WORK INSTRUCTIONS: Copy out every line below, from the one containing "- segmented-control: 환경설정" down to the one containing "- page-title: 환경설정: [203, 40, 299, 70]", both included.

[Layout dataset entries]
::::
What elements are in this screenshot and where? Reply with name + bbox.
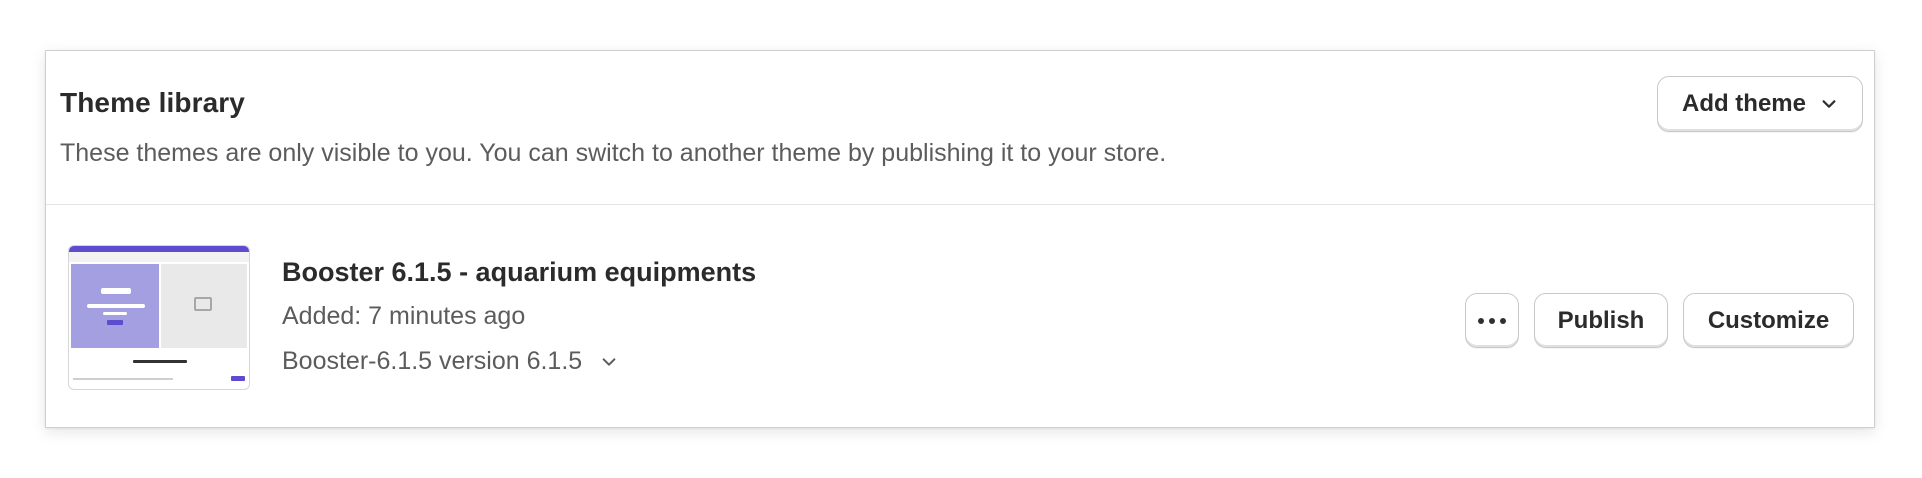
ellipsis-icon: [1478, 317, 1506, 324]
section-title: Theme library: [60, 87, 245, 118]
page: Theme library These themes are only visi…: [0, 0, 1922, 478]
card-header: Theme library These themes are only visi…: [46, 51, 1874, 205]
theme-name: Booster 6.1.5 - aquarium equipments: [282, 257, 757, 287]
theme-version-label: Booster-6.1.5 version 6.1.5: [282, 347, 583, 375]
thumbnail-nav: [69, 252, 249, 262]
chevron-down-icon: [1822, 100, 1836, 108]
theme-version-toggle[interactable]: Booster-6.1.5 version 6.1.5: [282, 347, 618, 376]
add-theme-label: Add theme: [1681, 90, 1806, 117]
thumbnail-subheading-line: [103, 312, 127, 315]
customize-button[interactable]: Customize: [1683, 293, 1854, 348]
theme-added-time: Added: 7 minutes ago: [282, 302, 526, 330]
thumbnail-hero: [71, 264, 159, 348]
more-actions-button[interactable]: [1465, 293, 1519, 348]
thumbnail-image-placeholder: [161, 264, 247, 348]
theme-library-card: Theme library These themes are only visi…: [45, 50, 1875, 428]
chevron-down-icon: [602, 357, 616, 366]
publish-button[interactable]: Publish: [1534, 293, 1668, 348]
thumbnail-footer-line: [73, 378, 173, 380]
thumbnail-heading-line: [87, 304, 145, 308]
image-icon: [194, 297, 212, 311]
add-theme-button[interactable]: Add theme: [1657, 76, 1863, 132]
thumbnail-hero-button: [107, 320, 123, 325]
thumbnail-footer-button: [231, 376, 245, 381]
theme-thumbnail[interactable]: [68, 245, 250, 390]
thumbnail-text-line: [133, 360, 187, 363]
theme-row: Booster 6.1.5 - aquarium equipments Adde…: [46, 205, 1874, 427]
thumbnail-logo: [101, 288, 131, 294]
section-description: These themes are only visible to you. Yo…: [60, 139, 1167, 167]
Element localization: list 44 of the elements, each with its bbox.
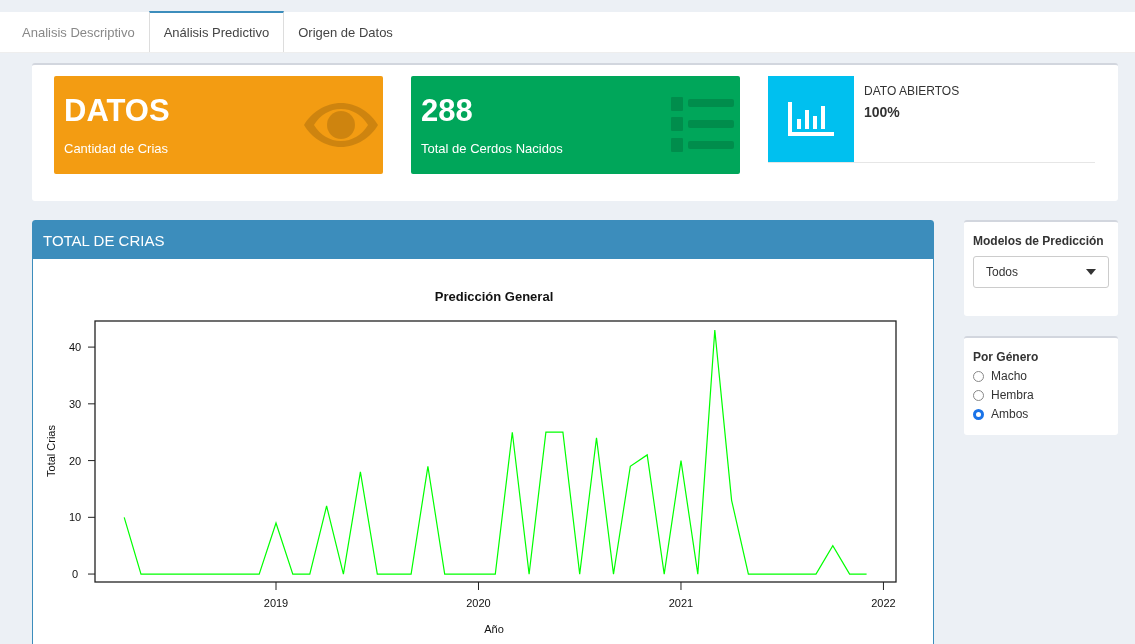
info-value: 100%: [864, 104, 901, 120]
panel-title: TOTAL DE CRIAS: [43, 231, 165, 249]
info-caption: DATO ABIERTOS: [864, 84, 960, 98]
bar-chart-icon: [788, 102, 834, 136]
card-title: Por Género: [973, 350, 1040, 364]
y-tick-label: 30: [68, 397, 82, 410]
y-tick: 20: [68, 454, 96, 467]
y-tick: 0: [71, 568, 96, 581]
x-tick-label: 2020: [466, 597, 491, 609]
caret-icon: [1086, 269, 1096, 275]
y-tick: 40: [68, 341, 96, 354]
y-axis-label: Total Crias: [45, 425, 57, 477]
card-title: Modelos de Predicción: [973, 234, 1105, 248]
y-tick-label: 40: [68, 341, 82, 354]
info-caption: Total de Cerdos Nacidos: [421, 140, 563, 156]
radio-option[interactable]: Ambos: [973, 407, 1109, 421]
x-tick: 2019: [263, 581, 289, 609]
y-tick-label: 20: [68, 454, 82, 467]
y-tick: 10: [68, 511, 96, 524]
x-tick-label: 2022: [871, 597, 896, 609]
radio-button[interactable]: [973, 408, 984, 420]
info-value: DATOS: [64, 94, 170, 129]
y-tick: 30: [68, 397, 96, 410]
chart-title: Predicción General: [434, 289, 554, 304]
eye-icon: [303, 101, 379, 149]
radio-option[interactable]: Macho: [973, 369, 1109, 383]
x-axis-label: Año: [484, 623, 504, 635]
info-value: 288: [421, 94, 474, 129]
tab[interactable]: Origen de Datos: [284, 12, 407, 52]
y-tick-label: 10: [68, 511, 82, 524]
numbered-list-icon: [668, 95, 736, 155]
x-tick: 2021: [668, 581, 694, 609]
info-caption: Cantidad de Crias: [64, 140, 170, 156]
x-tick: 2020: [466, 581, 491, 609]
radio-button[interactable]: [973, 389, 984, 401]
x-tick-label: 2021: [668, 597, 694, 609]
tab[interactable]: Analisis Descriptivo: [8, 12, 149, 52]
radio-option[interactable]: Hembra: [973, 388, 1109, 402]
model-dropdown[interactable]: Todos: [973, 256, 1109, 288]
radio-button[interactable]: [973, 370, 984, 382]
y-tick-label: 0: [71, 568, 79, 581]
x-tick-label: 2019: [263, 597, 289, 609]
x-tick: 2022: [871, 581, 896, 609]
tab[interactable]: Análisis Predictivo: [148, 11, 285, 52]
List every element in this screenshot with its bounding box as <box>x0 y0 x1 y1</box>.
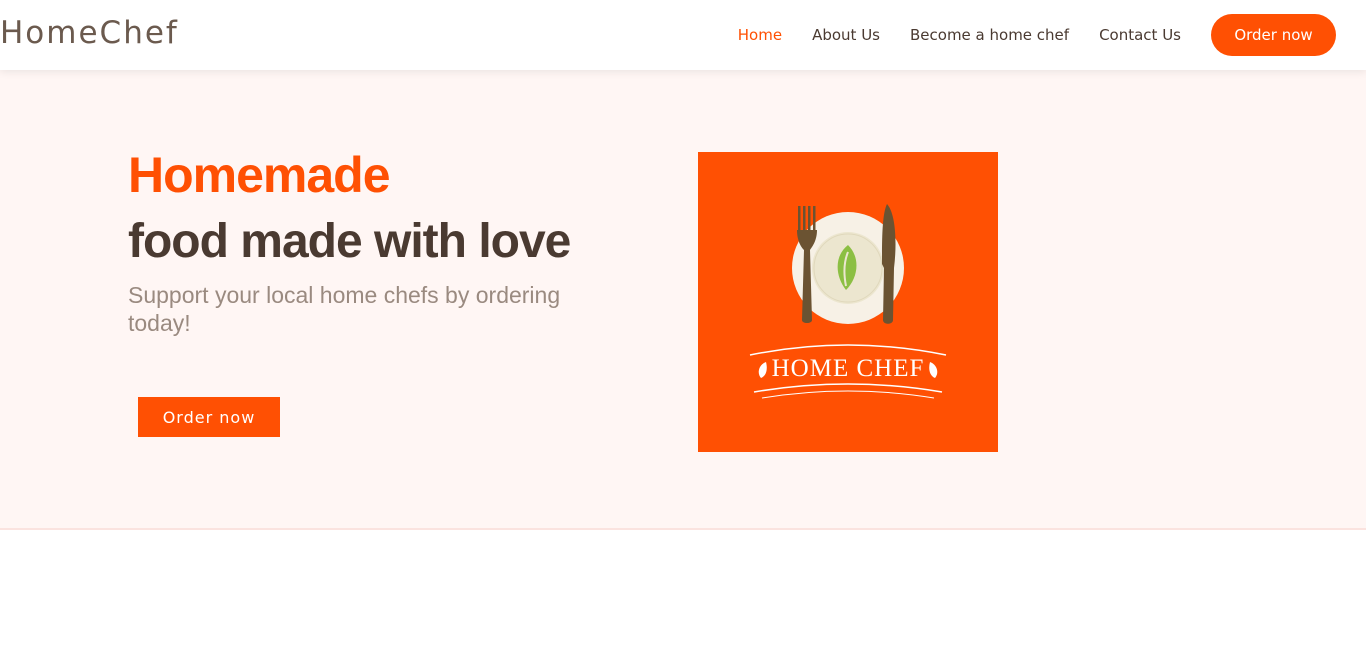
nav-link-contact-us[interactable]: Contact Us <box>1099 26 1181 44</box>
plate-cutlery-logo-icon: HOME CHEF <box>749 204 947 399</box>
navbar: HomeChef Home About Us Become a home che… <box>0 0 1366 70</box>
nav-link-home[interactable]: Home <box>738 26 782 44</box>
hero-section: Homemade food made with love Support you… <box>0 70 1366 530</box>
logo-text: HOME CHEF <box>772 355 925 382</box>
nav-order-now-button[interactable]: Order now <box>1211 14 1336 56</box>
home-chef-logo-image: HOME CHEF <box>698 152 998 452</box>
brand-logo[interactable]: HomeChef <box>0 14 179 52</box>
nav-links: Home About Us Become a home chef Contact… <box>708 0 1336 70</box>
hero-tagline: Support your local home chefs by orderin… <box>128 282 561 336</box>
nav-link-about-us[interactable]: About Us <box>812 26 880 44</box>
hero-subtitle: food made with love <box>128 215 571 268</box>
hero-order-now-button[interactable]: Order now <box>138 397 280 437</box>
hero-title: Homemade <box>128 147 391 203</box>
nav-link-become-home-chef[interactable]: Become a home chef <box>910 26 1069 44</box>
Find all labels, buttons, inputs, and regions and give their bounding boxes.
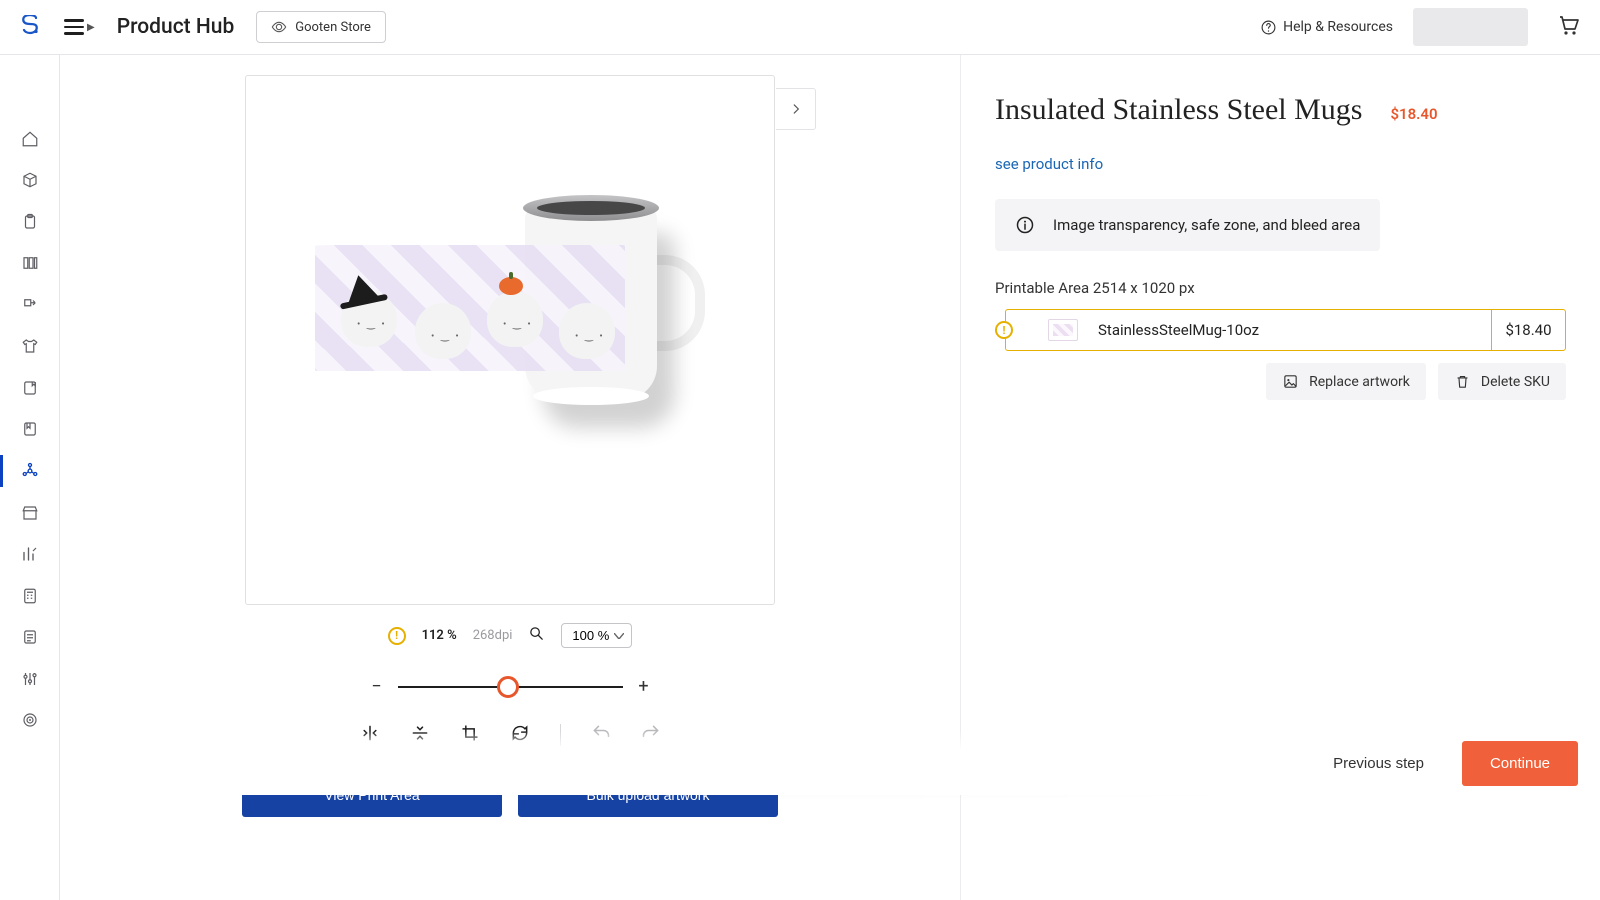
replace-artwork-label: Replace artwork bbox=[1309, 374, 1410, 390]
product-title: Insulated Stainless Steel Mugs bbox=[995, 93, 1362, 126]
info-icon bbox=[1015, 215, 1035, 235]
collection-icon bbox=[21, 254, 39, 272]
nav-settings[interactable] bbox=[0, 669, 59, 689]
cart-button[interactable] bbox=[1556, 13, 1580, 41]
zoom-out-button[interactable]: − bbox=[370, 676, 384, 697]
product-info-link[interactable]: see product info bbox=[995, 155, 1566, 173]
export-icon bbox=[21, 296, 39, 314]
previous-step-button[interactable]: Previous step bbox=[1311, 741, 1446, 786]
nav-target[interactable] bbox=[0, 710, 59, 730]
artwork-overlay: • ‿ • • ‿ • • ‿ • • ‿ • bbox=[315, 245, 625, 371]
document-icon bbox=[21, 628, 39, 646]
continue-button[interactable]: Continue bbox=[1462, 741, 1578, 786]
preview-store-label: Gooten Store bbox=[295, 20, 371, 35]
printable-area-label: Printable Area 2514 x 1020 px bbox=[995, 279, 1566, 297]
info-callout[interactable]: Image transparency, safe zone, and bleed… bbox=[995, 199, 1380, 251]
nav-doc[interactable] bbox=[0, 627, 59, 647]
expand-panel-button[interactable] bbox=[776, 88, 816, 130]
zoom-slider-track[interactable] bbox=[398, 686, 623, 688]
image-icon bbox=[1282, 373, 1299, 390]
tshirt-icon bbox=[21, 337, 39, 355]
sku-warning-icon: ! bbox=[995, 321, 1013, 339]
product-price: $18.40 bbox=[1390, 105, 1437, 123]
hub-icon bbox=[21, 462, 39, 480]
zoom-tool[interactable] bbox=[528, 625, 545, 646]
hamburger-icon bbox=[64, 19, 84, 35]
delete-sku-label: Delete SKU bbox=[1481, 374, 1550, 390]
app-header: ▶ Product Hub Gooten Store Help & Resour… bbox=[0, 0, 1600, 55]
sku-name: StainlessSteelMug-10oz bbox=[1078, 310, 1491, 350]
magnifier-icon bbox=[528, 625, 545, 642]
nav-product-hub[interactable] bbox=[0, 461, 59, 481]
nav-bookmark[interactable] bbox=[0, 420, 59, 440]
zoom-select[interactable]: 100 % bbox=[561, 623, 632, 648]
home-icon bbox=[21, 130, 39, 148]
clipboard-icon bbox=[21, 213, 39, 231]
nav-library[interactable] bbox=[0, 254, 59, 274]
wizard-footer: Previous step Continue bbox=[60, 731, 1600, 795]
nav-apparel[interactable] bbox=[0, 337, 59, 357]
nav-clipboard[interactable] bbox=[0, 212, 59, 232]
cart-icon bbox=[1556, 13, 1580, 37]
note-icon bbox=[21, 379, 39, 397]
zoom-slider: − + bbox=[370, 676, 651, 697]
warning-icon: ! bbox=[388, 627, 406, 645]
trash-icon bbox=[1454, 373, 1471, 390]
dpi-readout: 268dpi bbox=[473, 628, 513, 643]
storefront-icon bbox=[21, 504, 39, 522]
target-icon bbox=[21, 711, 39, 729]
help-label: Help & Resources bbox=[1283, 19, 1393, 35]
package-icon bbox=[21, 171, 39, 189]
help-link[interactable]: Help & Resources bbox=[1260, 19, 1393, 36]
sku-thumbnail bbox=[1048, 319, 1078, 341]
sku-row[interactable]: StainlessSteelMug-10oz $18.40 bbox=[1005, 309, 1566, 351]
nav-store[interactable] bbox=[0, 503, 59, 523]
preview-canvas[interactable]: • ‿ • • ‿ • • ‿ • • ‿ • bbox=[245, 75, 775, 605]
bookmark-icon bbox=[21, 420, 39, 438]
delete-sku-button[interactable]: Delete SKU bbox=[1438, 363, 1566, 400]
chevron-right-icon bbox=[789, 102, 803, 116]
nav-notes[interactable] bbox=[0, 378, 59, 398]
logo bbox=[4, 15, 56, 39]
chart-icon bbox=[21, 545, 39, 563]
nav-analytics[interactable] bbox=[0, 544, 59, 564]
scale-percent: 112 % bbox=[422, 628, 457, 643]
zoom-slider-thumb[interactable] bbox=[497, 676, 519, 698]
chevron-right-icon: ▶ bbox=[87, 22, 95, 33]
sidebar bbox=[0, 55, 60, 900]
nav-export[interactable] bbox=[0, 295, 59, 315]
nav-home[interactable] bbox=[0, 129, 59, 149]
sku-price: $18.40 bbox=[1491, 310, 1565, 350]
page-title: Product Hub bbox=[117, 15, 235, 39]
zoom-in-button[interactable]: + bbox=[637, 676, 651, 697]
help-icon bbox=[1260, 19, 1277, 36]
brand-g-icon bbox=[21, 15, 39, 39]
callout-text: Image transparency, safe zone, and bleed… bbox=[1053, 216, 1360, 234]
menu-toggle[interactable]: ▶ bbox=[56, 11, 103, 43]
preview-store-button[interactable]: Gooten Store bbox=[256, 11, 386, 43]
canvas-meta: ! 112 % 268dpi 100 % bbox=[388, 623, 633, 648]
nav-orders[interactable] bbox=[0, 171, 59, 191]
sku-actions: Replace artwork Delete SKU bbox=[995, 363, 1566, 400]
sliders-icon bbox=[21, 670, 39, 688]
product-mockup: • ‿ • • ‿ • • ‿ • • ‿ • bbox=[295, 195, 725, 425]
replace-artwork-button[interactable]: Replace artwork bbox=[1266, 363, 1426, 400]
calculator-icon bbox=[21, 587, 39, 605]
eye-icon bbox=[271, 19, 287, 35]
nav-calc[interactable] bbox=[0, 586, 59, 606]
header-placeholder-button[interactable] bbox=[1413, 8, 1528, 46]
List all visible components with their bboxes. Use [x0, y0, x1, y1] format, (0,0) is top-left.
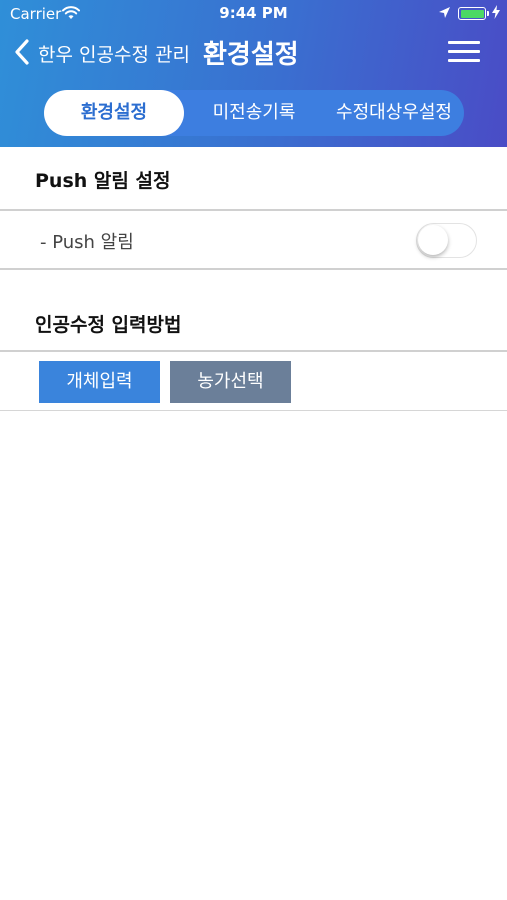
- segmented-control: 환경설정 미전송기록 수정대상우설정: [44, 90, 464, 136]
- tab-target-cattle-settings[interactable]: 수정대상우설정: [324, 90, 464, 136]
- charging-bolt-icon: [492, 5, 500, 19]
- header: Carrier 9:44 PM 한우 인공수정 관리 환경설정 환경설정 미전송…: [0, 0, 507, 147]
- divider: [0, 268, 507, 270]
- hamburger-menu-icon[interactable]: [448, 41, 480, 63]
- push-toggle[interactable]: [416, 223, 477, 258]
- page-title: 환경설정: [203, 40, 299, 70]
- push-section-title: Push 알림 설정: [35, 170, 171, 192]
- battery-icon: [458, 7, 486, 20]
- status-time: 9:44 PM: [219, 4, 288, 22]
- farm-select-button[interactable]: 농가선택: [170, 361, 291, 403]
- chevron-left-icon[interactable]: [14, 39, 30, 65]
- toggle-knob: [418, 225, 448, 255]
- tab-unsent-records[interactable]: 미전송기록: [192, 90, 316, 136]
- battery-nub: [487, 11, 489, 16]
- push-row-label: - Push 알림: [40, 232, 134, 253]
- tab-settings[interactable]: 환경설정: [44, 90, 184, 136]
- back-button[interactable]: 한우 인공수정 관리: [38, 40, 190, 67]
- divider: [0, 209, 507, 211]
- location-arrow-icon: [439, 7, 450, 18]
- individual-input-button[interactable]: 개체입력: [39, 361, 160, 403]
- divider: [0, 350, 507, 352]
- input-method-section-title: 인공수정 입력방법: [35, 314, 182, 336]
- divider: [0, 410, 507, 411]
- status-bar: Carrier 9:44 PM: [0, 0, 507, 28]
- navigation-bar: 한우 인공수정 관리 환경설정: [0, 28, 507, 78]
::::
RESULT OF THE TASK:
- segmented-control: 환경설정 미전송기록 수정대상우설정: [44, 90, 464, 136]
- tab-target-cattle-settings[interactable]: 수정대상우설정: [324, 90, 464, 136]
- charging-bolt-icon: [492, 5, 500, 19]
- header: Carrier 9:44 PM 한우 인공수정 관리 환경설정 환경설정 미전송…: [0, 0, 507, 147]
- divider: [0, 268, 507, 270]
- hamburger-menu-icon[interactable]: [448, 41, 480, 63]
- push-toggle[interactable]: [416, 223, 477, 258]
- page-title: 환경설정: [203, 40, 299, 70]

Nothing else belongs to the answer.